** BEGIN DATA SECTION **

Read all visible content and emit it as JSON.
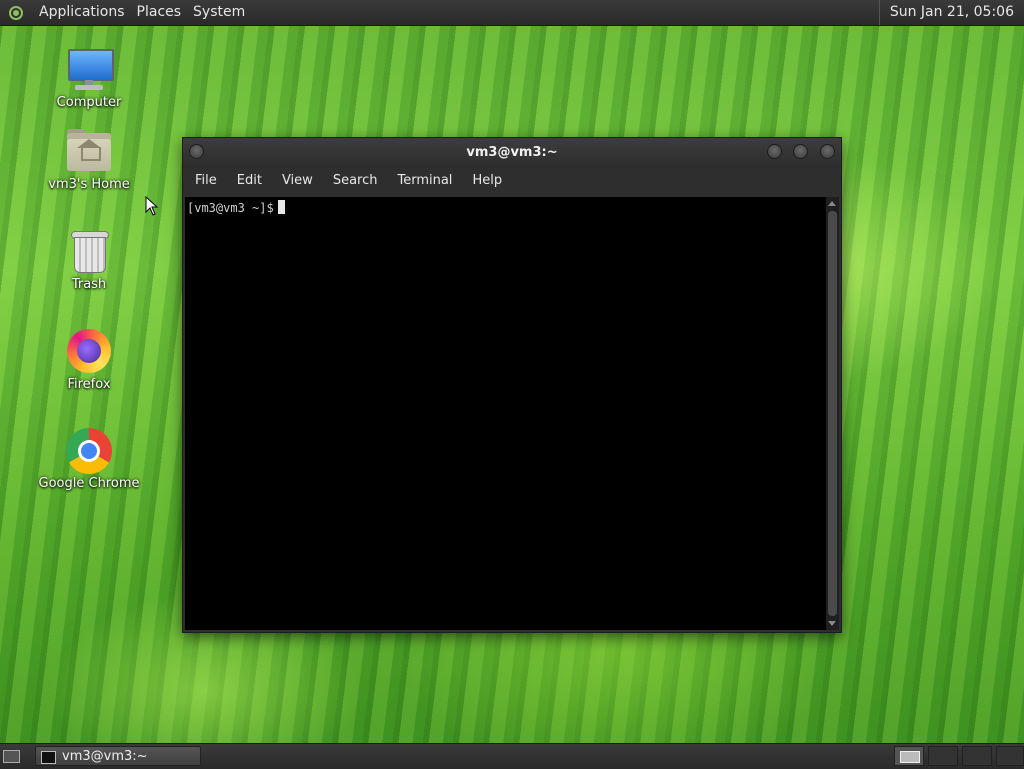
{
  "top_panel": {
    "menus": [
      "Applications",
      "Places",
      "System"
    ],
    "clock": "Sun Jan 21, 05:06"
  },
  "desktop": {
    "icons": [
      {
        "label": "Computer",
        "icon": "computer-icon"
      },
      {
        "label": "vm3's Home",
        "icon": "home-folder-icon"
      },
      {
        "label": "Trash",
        "icon": "trash-icon"
      },
      {
        "label": "Firefox",
        "icon": "firefox-icon"
      },
      {
        "label": "Google Chrome",
        "icon": "chrome-icon"
      }
    ]
  },
  "terminal": {
    "title": "vm3@vm3:~",
    "menu": [
      "File",
      "Edit",
      "View",
      "Search",
      "Terminal",
      "Help"
    ],
    "prompt": "[vm3@vm3 ~]$"
  },
  "bottom_panel": {
    "task_label": "vm3@vm3:~"
  },
  "colors": {
    "panel": "#2e2e2e",
    "terminal_bg": "#000000",
    "wallpaper_green": "#6cbf3c"
  }
}
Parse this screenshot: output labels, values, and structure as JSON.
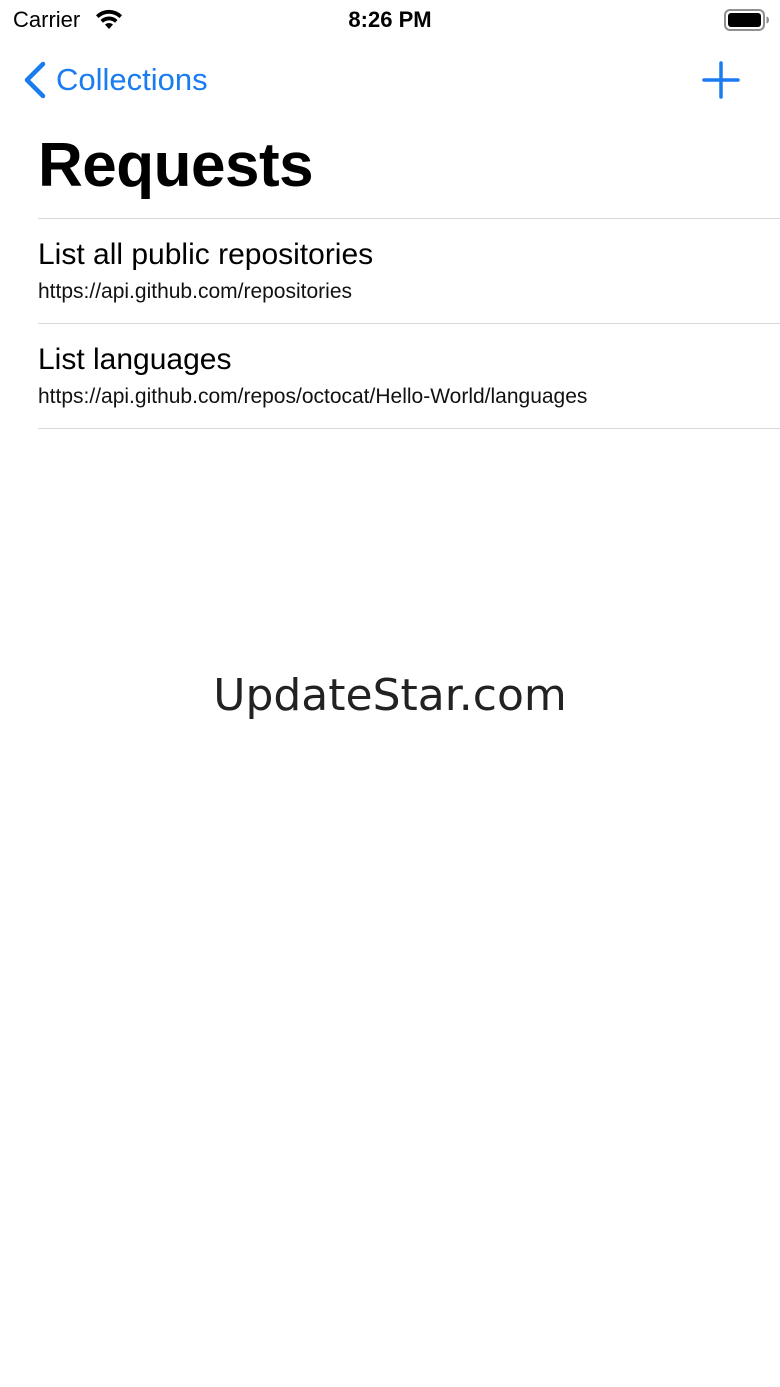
{
  "status_bar": {
    "carrier": "Carrier",
    "time": "8:26 PM",
    "wifi_icon": "wifi-icon",
    "battery_icon": "battery-full-icon"
  },
  "nav_bar": {
    "back_label": "Collections",
    "back_icon": "chevron-left-icon",
    "add_icon": "plus-icon",
    "accent_color": "#1a7cf0"
  },
  "page": {
    "title": "Requests"
  },
  "requests": [
    {
      "title": "List all public repositories",
      "url": "https://api.github.com/repositories"
    },
    {
      "title": "List languages",
      "url": "https://api.github.com/repos/octocat/Hello-World/languages"
    }
  ],
  "watermark": {
    "text": "UpdateStar.com"
  }
}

** END DATA SECTION **

### STATED TASK
Return all of the entries exactly as written, but drop any pictures they hold.

### EXERCISE ANSWER
Read all visible content and emit it as JSON.
{
  "top_panel": {
    "menus": [
      "Applications",
      "Places",
      "System"
    ],
    "clock": "Sun Jan 21, 05:06"
  },
  "desktop": {
    "icons": [
      {
        "label": "Computer",
        "icon": "computer-icon"
      },
      {
        "label": "vm3's Home",
        "icon": "home-folder-icon"
      },
      {
        "label": "Trash",
        "icon": "trash-icon"
      },
      {
        "label": "Firefox",
        "icon": "firefox-icon"
      },
      {
        "label": "Google Chrome",
        "icon": "chrome-icon"
      }
    ]
  },
  "terminal": {
    "title": "vm3@vm3:~",
    "menu": [
      "File",
      "Edit",
      "View",
      "Search",
      "Terminal",
      "Help"
    ],
    "prompt": "[vm3@vm3 ~]$"
  },
  "bottom_panel": {
    "task_label": "vm3@vm3:~"
  },
  "colors": {
    "panel": "#2e2e2e",
    "terminal_bg": "#000000",
    "wallpaper_green": "#6cbf3c"
  }
}
Parse this screenshot: output labels, values, and structure as JSON.
{
  "status_bar": {
    "carrier": "Carrier",
    "time": "8:26 PM",
    "wifi_icon": "wifi-icon",
    "battery_icon": "battery-full-icon"
  },
  "nav_bar": {
    "back_label": "Collections",
    "back_icon": "chevron-left-icon",
    "add_icon": "plus-icon",
    "accent_color": "#1a7cf0"
  },
  "page": {
    "title": "Requests"
  },
  "requests": [
    {
      "title": "List all public repositories",
      "url": "https://api.github.com/repositories"
    },
    {
      "title": "List languages",
      "url": "https://api.github.com/repos/octocat/Hello-World/languages"
    }
  ],
  "watermark": {
    "text": "UpdateStar.com"
  }
}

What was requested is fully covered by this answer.